[Stored records]
++++++++
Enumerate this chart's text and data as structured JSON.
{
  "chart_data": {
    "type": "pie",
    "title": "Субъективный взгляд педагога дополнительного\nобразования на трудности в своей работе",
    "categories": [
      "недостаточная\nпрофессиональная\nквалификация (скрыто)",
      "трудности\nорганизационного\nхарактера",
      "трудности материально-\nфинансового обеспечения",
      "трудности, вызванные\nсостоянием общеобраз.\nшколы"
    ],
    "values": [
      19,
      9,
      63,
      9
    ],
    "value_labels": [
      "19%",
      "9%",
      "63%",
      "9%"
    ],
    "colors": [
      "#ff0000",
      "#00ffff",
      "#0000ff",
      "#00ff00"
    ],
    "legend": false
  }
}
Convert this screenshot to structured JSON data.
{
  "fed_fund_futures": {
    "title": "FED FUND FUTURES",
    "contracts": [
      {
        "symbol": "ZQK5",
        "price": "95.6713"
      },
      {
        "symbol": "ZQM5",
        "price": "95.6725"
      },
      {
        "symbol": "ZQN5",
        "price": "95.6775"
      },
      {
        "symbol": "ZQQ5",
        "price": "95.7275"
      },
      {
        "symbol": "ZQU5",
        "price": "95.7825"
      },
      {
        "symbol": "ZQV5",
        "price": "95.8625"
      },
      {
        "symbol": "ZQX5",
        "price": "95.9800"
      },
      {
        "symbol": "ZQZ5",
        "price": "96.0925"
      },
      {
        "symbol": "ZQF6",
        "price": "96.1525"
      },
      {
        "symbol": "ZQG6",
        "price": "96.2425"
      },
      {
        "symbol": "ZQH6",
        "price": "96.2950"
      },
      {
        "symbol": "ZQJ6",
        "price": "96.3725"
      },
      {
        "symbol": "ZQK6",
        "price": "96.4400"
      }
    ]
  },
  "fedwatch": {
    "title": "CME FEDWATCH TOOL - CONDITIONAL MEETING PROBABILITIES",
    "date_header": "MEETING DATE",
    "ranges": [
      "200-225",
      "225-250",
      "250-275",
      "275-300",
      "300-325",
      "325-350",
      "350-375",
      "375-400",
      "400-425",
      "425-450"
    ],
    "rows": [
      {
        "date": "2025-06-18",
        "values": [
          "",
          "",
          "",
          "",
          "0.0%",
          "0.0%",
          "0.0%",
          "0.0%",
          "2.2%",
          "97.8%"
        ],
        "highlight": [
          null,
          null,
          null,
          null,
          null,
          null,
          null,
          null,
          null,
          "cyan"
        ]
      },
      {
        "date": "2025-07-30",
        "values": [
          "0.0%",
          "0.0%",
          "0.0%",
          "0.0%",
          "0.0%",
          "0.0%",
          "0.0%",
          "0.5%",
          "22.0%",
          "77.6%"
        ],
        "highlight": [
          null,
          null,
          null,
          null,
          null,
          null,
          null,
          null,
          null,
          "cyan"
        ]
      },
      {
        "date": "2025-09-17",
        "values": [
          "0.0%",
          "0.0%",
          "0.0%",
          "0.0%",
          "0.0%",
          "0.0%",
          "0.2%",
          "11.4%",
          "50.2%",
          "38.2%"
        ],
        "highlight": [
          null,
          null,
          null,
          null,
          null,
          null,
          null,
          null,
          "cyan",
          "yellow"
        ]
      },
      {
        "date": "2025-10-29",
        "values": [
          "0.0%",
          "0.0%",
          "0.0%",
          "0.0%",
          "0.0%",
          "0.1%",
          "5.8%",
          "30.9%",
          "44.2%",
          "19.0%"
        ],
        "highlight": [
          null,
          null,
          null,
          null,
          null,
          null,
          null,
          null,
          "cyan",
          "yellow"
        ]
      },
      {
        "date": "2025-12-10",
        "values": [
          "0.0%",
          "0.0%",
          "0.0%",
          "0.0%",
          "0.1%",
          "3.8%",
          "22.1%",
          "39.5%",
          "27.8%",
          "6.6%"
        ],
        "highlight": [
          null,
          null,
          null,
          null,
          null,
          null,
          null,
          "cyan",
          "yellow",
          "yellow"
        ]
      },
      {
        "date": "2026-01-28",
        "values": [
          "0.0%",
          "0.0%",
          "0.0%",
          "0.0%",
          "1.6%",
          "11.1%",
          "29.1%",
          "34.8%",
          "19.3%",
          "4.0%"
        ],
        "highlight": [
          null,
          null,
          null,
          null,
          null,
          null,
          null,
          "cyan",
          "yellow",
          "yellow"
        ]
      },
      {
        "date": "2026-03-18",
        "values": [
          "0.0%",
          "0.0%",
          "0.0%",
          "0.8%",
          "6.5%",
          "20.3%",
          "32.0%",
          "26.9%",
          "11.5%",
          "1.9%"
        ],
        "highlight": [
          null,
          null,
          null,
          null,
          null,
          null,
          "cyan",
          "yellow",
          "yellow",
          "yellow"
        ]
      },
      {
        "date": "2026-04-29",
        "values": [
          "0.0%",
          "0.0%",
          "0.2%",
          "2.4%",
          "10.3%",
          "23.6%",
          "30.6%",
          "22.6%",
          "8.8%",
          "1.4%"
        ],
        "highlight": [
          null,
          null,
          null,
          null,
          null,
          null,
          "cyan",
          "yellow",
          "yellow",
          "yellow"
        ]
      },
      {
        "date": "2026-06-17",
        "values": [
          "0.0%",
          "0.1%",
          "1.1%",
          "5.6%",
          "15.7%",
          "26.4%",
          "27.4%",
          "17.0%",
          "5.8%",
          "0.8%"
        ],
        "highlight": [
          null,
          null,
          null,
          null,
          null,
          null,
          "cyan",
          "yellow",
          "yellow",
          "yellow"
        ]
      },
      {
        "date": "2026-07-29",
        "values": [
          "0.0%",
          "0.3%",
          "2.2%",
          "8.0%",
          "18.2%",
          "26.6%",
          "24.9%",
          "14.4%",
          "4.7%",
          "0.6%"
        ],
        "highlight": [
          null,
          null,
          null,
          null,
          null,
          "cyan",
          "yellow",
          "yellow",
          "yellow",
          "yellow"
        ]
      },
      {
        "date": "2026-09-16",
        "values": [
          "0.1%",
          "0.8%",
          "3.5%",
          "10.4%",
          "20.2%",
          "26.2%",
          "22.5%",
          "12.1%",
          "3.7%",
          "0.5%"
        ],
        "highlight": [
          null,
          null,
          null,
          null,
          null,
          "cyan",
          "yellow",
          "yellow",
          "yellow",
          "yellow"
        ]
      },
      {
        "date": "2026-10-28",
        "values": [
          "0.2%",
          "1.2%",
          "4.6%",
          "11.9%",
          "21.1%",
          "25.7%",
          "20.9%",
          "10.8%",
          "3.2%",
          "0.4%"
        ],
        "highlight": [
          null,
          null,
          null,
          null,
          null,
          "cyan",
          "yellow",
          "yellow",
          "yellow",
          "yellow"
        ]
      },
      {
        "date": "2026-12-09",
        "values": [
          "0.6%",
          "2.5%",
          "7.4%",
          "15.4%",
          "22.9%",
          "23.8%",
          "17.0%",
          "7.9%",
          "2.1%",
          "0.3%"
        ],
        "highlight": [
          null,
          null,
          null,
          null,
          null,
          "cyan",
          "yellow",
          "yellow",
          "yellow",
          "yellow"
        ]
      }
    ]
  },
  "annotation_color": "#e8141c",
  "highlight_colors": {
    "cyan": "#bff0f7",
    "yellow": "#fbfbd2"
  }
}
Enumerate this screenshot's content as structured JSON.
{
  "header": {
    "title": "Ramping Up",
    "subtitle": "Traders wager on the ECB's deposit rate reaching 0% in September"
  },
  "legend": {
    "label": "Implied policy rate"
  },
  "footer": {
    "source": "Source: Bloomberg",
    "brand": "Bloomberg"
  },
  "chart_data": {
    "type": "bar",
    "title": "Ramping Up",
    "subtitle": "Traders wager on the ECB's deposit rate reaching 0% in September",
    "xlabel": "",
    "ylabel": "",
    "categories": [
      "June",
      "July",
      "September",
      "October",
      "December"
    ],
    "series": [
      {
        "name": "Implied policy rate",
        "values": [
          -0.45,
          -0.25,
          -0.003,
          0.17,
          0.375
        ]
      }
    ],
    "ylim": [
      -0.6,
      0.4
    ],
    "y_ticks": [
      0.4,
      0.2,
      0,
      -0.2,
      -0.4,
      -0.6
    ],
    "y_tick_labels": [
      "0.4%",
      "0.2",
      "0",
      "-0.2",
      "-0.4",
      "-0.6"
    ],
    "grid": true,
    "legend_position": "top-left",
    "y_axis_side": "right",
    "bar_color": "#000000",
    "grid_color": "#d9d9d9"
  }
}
++++++++
* [What you need to do]
Which lines contain the word "September"? Return each of them.

* [Full response]
    "subtitle": "Traders wager on the ECB's deposit rate reaching 0% in September"
    "subtitle": "Traders wager on the ECB's deposit rate reaching 0% in September",
      "September",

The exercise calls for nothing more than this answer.